**Exercise requirements**
Every record should be written out exactly, please.

**Supplied material**
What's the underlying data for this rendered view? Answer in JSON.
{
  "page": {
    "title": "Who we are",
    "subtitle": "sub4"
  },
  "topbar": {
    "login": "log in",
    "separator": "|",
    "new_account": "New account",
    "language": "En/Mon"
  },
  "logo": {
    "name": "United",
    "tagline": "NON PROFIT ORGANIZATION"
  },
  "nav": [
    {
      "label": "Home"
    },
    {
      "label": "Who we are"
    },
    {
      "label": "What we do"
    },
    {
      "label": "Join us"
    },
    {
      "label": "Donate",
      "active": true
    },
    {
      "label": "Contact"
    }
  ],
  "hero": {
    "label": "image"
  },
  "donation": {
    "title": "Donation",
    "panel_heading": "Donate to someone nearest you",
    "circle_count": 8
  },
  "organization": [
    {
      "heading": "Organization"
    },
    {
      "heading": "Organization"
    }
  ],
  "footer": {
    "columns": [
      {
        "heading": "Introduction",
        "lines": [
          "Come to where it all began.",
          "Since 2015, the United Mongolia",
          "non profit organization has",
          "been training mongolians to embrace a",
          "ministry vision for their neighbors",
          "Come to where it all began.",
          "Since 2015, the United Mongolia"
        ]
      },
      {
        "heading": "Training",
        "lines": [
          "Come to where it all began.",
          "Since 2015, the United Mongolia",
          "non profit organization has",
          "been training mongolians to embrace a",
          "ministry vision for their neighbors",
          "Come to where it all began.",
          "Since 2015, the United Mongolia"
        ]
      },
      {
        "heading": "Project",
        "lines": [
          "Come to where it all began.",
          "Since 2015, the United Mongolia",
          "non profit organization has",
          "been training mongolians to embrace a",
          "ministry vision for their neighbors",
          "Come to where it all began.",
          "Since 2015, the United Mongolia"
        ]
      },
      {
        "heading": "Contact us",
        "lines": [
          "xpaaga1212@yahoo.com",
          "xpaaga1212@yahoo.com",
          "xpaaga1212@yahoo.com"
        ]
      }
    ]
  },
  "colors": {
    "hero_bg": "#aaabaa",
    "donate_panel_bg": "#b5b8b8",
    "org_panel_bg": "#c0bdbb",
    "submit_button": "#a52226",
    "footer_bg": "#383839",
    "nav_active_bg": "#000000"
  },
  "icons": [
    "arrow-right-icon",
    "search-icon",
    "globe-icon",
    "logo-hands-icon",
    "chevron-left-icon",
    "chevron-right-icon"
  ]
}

**Expected answer**
What's the underlying data for this rendered view? Answer in JSON.
{
  "page": {
    "title": "Who we are",
    "subtitle": "sub4"
  },
  "topbar": {
    "login": "log in",
    "separator": "|",
    "new_account": "New account",
    "language": "En/Mon"
  },
  "logo": {
    "name": "United",
    "tagline": "NON PROFIT ORGANIZATION"
  },
  "nav": [
    {
      "label": "Home"
    },
    {
      "label": "Who we are"
    },
    {
      "label": "What we do"
    },
    {
      "label": "Join us"
    },
    {
      "label": "Donate",
      "active": true
    },
    {
      "label": "Contact"
    }
  ],
  "hero": {
    "label": "image"
  },
  "donation": {
    "title": "Donation",
    "panel_heading": "Donate to someone nearest you",
    "circle_count": 8
  },
  "organization": [
    {
      "heading": "Organization"
    },
    {
      "heading": "Organization"
    }
  ],
  "footer": {
    "columns": [
      {
        "heading": "Introduction",
        "lines": [
          "Come to where it all began.",
          "Since 2015, the United Mongolia",
          "non profit organization has",
          "been training mongolians to embrace a",
          "ministry vision for their neighbors",
          "Come to where it all began.",
          "Since 2015, the United Mongolia"
        ]
      },
      {
        "heading": "Training",
        "lines": [
          "Come to where it all began.",
          "Since 2015, the United Mongolia",
          "non profit organization has",
          "been training mongolians to embrace a",
          "ministry vision for their neighbors",
          "Come to where it all began.",
          "Since 2015, the United Mongolia"
        ]
      },
      {
        "heading": "Project",
        "lines": [
          "Come to where it all began.",
          "Since 2015, the United Mongolia",
          "non profit organization has",
          "been training mongolians to embrace a",
          "ministry vision for their neighbors",
          "Come to where it all began.",
          "Since 2015, the United Mongolia"
        ]
      },
      {
        "heading": "Contact us",
        "lines": [
          "xpaaga1212@yahoo.com",
          "xpaaga1212@yahoo.com",
          "xpaaga1212@yahoo.com"
        ]
      }
    ]
  },
  "colors": {
    "hero_bg": "#aaabaa",
    "donate_panel_bg": "#b5b8b8",
    "org_panel_bg": "#c0bdbb",
    "submit_button": "#a52226",
    "footer_bg": "#383839",
    "nav_active_bg": "#000000"
  },
  "icons": [
    "arrow-right-icon",
    "search-icon",
    "globe-icon",
    "logo-hands-icon",
    "chevron-left-icon",
    "chevron-right-icon"
  ]
}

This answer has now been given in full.